Take each line containing "fashion" and report it exactly as written.

------ DATA TO PROCESS ------

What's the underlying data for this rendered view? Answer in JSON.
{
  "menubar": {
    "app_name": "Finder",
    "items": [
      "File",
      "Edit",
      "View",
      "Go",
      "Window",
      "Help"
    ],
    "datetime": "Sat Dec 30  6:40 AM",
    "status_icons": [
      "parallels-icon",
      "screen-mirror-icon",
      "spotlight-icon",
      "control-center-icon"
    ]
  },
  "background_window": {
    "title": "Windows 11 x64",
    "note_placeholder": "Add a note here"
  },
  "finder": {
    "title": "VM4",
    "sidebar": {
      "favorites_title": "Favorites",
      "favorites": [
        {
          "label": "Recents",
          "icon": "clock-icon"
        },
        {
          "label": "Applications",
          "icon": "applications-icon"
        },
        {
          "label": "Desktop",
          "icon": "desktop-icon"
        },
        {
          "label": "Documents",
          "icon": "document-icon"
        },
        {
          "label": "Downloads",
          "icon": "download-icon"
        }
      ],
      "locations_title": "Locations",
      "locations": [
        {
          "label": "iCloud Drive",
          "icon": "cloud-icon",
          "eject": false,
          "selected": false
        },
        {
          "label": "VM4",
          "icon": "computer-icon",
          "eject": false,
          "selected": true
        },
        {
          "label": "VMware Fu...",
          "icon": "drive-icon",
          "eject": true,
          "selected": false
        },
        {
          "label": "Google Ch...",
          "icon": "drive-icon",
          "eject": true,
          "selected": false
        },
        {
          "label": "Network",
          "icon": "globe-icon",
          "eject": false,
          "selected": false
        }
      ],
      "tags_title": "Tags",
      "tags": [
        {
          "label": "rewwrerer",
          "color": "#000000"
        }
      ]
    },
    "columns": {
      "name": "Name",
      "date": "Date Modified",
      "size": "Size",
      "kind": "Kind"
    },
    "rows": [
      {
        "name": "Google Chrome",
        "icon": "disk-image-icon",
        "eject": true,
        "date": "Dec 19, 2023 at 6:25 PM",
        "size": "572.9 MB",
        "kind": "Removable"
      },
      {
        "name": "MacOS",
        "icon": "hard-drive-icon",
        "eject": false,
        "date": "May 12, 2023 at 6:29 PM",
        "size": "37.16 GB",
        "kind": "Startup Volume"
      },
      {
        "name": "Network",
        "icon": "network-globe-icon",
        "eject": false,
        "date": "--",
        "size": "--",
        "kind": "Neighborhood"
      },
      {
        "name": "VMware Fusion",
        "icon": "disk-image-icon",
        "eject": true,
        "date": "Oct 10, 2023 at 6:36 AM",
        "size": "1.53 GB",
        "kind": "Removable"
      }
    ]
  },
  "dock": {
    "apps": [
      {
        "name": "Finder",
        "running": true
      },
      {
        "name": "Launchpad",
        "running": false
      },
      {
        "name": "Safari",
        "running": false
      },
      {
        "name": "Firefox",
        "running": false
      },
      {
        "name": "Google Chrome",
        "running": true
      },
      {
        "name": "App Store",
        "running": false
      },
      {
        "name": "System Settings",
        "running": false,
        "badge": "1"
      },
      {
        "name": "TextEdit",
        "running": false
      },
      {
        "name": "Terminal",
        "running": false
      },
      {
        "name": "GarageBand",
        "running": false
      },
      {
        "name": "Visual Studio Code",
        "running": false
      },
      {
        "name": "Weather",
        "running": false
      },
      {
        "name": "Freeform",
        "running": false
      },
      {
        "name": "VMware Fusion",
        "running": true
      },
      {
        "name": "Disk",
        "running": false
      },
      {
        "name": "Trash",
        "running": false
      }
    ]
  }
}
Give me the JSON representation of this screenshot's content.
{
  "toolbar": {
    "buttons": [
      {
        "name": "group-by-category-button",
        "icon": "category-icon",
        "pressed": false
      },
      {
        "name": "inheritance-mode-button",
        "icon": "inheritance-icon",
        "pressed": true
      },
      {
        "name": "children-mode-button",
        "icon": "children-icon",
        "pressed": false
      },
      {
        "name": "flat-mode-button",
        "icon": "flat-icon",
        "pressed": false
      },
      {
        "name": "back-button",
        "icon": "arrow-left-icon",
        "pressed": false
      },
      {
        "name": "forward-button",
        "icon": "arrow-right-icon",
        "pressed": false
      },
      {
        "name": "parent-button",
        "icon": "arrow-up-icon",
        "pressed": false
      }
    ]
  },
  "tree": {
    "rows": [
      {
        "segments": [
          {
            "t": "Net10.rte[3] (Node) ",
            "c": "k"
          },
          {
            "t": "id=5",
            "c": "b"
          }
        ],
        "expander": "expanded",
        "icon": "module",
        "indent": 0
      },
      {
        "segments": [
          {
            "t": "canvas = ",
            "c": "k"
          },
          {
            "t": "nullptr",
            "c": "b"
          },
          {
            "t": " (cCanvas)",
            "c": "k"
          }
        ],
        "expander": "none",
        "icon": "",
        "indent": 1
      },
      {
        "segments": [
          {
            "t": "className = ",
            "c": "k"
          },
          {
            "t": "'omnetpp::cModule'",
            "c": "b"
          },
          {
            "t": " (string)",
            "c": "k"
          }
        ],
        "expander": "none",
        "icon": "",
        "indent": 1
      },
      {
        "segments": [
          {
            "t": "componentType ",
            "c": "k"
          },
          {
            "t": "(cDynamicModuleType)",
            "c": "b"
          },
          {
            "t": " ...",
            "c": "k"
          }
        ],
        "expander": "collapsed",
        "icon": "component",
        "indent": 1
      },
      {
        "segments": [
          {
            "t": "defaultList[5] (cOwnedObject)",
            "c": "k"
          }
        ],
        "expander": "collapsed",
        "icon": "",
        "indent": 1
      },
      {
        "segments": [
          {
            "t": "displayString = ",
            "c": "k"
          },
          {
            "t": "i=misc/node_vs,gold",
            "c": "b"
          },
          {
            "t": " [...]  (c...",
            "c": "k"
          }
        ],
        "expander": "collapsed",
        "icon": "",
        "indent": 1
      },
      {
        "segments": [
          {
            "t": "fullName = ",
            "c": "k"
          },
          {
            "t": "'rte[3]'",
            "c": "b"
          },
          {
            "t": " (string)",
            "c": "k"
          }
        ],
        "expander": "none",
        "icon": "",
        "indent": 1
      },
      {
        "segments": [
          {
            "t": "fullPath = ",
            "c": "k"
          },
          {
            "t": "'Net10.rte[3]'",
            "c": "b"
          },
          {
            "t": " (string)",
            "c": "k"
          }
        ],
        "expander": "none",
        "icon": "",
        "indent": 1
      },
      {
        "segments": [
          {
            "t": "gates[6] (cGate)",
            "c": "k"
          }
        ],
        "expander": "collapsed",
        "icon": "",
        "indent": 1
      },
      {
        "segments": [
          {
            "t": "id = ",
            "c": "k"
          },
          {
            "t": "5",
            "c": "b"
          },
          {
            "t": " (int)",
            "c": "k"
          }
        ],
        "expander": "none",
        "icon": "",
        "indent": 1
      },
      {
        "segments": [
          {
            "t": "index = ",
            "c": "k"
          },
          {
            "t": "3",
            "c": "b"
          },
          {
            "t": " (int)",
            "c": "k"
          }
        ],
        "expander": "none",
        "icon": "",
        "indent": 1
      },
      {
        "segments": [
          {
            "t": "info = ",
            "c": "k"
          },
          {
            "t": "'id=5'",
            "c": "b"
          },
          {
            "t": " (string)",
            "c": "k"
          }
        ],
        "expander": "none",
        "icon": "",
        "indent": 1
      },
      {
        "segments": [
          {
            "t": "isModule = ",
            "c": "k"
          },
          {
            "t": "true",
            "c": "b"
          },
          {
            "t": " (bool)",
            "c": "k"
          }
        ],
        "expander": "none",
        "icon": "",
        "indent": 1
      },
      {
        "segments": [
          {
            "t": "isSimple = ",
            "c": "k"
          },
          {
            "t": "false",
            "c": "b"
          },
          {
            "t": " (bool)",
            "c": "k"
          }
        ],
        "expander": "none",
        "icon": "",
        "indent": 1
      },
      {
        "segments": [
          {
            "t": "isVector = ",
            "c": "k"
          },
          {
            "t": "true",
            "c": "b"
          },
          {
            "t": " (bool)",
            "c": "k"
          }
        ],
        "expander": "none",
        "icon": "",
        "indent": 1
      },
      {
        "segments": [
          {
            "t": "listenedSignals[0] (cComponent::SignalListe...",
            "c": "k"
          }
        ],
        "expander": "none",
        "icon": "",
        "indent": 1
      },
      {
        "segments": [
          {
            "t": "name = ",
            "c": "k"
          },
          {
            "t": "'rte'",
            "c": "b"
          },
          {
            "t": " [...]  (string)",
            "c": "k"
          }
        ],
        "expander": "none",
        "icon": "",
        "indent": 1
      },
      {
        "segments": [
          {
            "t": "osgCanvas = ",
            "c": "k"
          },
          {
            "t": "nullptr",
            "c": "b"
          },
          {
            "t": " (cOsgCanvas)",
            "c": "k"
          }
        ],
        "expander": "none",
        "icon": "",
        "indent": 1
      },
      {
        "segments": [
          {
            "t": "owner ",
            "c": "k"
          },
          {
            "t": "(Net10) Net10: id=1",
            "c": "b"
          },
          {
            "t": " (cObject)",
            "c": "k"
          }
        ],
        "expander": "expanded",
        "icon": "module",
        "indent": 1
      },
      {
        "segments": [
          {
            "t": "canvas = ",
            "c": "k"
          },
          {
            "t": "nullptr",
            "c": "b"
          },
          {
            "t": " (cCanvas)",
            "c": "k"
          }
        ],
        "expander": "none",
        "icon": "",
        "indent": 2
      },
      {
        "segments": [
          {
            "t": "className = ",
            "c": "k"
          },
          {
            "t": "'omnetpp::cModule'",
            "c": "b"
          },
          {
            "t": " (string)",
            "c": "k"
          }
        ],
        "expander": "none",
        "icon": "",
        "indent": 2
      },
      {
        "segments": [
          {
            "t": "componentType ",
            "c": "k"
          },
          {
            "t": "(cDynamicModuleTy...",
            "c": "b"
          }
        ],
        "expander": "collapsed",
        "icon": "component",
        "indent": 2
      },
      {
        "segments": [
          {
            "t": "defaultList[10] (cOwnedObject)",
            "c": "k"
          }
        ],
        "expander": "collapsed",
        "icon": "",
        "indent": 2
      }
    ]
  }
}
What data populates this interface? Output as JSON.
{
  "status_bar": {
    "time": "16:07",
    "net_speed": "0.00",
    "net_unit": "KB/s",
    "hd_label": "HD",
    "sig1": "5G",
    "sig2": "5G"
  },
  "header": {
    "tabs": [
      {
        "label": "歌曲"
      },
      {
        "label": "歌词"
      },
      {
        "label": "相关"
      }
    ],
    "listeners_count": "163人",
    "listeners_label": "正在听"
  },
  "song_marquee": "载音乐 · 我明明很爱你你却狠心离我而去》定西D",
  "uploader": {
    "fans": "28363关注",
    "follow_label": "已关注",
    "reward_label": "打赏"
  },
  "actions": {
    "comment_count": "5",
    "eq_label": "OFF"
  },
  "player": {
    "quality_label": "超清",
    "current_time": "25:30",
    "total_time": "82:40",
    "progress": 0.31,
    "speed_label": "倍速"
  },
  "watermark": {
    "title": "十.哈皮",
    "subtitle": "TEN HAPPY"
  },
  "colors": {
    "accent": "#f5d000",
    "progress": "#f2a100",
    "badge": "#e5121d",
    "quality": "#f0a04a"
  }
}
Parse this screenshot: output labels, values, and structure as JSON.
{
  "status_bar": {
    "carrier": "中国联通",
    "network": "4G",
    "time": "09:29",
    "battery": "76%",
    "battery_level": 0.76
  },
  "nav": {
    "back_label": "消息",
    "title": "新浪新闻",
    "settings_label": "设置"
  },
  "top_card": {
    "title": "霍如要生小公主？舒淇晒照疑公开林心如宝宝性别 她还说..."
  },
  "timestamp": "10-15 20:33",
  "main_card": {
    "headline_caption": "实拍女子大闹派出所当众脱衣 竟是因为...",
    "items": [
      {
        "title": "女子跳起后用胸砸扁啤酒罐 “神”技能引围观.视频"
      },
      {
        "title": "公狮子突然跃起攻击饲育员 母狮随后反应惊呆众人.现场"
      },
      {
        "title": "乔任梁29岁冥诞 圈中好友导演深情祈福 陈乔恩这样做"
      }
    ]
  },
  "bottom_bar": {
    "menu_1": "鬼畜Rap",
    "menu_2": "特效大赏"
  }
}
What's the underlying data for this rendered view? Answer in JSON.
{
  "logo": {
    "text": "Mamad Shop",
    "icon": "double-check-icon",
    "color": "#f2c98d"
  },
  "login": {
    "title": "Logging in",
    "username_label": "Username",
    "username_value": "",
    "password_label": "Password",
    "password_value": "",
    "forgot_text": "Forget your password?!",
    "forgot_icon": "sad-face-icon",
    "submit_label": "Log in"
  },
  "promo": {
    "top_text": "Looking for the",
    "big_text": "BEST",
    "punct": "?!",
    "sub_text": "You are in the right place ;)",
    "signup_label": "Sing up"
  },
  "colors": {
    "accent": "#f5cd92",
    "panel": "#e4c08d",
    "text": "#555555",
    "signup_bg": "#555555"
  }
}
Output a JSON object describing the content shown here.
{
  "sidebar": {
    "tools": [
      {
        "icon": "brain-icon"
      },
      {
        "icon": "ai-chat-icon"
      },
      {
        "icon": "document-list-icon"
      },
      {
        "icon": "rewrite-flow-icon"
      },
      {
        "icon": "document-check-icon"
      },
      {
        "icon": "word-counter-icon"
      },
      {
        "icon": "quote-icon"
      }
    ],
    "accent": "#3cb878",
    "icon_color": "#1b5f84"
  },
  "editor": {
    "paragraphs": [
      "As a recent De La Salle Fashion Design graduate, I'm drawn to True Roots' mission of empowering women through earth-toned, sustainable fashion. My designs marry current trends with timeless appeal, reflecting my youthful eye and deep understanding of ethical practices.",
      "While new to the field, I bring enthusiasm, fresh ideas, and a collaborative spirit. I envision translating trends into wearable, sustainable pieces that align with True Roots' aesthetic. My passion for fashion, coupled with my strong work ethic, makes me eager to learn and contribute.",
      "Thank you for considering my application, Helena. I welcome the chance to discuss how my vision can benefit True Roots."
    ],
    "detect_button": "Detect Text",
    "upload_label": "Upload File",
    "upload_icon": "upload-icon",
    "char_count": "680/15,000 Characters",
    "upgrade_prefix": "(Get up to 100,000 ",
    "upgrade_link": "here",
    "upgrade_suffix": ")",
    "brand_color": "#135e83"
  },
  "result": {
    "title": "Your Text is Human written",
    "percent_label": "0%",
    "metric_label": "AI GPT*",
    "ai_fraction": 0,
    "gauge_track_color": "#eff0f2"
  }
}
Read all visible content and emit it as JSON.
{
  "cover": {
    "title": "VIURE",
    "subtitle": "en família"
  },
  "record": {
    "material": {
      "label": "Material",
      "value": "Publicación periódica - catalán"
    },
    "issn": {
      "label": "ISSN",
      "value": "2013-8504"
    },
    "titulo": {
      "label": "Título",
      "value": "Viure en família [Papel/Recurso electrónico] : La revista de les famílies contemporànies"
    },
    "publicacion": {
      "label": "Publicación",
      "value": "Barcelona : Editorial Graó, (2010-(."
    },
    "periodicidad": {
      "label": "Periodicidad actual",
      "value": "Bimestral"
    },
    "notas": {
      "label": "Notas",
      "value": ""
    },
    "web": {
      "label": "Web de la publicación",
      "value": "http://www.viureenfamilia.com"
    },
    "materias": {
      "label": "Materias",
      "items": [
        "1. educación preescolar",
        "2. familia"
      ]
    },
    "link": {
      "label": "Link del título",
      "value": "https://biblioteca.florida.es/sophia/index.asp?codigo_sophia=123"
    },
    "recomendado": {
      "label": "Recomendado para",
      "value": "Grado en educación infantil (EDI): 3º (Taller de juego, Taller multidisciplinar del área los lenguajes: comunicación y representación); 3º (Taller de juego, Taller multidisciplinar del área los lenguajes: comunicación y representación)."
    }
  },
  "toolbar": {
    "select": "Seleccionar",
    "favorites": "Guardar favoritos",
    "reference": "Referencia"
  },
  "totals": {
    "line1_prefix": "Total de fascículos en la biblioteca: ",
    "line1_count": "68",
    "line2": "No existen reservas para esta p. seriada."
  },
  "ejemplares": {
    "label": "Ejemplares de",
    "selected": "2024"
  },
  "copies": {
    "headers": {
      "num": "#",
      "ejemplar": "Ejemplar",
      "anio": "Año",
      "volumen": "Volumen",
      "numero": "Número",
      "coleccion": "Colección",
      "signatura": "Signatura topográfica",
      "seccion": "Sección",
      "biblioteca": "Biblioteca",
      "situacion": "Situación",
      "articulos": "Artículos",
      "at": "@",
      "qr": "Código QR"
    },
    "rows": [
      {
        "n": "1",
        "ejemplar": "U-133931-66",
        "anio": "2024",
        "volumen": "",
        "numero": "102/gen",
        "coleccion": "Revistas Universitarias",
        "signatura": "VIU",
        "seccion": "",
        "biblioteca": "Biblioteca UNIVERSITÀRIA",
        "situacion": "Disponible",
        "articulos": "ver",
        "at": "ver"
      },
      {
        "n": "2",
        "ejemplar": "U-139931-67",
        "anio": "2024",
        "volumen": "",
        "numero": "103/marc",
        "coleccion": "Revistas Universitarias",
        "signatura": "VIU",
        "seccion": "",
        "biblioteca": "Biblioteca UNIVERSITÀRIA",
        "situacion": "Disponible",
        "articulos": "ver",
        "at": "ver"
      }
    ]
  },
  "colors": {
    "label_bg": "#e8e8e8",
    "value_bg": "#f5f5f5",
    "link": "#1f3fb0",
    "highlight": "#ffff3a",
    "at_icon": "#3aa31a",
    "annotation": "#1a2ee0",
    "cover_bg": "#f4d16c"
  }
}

------

» **RESULT BELOW**:
      "As a recent De La Salle Fashion Design graduate, I'm drawn to True Roots' mission of empowering women through earth-toned, sustainable fashion. My designs marry current trends with timeless appeal, reflecting my youthful eye and deep understanding of ethical practices.",
      "While new to the field, I bring enthusiasm, fresh ideas, and a collaborative spirit. I envision translating trends into wearable, sustainable pieces that align with True Roots' aesthetic. My passion for fashion, coupled with my strong work ethic, makes me eager to learn and contribute.",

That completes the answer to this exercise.